This is a regular Unity SkinnedMeshRenderer component with three materials for preventing clipping and multiple arms in 1st person. These are manipulated by the bodyanimator script. Basically, when you are in 1st person the "Head" and "Arm" materials are replaced by an invisible, shadow casting shader. If you go unarmed in 1st person, the "Mecanim arms" are again shown (optional). When you toggle to 3rd person these get replaced by a normal material. See this tutorial for info on how to set up body materials.
Used in headlook logic. This could be a uniquely named and located gameobject in every model, but the bone directly above the hips / pelvis is usually what works best.
Used in headlook logic. This could be a uniquely named and located gameobject in every model, but the bone located as close as possible to the center of the body model's head is usually what works best.

RECORD EXTRACTS >>
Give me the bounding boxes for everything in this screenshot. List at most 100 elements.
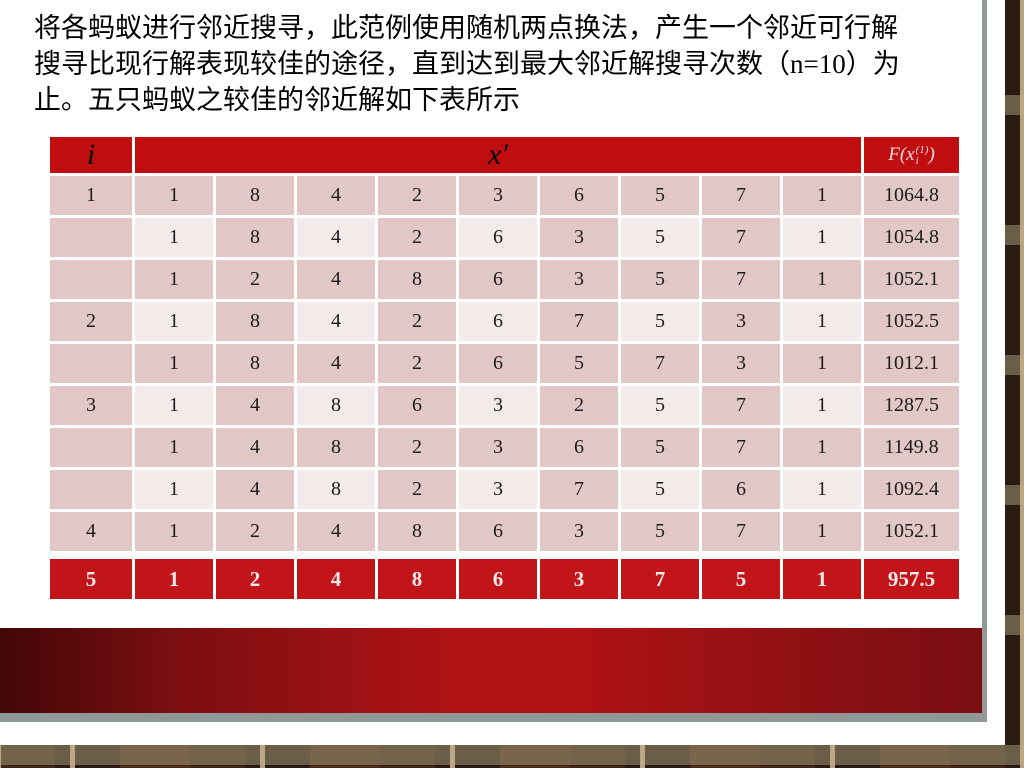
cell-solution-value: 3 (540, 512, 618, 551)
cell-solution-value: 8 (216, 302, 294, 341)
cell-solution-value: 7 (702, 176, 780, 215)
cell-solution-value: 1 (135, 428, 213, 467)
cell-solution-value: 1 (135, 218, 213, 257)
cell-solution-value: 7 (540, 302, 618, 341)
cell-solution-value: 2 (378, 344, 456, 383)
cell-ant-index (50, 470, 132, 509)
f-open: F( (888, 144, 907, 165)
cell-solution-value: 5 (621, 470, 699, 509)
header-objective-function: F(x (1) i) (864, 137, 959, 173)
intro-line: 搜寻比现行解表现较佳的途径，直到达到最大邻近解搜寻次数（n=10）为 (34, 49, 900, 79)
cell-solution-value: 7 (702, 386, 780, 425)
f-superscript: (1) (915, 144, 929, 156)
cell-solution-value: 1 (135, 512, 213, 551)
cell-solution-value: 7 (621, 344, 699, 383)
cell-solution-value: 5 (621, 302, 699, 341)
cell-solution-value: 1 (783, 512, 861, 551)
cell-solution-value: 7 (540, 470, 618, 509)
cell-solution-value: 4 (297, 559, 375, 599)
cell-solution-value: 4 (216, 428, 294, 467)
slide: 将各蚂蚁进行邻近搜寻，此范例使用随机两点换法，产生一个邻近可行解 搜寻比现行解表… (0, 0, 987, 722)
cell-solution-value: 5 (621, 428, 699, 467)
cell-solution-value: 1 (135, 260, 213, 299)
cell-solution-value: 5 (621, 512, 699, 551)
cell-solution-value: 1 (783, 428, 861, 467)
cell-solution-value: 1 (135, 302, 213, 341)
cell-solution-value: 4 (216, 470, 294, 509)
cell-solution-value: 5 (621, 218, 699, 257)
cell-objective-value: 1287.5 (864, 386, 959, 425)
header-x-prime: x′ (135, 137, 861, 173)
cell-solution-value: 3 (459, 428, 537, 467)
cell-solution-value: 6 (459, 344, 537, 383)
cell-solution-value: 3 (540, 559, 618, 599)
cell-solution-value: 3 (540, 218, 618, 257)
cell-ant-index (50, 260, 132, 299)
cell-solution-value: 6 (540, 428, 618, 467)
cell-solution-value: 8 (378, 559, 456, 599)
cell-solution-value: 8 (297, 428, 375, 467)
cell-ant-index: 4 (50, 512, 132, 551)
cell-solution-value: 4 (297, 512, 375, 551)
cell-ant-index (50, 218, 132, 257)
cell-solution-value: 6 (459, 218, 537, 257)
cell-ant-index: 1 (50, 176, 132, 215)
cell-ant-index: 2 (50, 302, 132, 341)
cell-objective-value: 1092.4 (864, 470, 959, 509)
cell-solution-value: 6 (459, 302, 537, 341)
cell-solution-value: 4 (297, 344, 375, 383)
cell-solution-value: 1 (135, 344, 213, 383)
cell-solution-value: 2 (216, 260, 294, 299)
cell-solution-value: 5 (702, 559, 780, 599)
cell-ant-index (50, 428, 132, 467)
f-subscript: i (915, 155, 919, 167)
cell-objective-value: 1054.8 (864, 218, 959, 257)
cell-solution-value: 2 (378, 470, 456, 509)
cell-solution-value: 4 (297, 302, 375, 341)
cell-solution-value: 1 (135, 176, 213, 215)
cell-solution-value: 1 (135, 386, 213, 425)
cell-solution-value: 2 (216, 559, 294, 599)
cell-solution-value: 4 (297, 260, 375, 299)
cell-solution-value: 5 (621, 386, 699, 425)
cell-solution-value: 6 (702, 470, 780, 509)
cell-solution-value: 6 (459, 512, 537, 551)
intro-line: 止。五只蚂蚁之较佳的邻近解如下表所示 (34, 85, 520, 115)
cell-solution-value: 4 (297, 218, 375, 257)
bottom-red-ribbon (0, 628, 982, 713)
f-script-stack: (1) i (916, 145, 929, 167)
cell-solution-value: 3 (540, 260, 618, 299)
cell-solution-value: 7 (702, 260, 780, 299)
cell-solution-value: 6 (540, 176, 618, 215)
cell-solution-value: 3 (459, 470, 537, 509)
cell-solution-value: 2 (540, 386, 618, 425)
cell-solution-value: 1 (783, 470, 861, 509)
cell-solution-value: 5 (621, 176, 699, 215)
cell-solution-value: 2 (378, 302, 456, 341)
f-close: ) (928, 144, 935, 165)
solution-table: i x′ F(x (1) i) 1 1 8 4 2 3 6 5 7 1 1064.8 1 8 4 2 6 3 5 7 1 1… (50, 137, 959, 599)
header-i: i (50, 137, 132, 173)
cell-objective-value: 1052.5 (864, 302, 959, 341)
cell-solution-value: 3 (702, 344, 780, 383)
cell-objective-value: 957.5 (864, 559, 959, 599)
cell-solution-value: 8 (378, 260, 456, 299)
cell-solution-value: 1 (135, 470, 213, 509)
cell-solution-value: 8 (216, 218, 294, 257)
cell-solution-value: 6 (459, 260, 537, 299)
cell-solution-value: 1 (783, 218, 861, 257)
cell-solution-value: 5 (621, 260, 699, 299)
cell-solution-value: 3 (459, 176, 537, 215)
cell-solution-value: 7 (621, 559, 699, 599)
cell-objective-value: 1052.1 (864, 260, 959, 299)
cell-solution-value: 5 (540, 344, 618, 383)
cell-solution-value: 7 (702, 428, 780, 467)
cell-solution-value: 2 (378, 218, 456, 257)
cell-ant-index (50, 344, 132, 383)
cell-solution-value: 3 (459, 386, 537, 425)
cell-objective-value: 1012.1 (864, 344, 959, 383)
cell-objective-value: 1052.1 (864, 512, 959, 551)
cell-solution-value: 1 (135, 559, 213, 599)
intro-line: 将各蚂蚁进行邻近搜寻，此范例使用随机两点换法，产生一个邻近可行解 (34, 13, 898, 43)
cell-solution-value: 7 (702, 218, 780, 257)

TASKS TO COMPLETE >>
a. Copy from the page extract about the body setup, from "This is a regular" up to and including "up body materials.".
b. For each statement, say whether the page extract about the body setup agrees with it (yes or no), and quote the words that decide it.
(i) In 1st person, the "Head" and "Arm" materials are swapped for an invisible, shadow casting shader.
(ii) When you go unarmed in 1st person, showing the "Mecanim arms" is required.
(iii) For the headlook logic, the bone directly below the hips usually works best.

EXERCISE RESPONSES >>
a.
This is a regular Unity SkinnedMeshRenderer component with three materials for preventing clipping and multiple arms in 1st person. These are manipulated by the bodyanimator script. Basically, when you are in 1st person the "Head" and "Arm" materials are replaced by an invisible, shadow casting shader. If you go unarmed in 1st person, the "Mecanim arms" are again shown (optional). When you toggle to 3rd person these get replaced by a normal material. See this tutorial for info on how to set up body materials.

b.
(i) Yes: "when you are in 1st person the "Head" and "Arm" materials are replaced by an invisible, shadow casting shader"
(ii) No: "If you go unarmed in 1st person, the "Mecanim arms" are again shown (optional)."
(iii) No: "the bone directly above the hips / pelvis is usually what works best"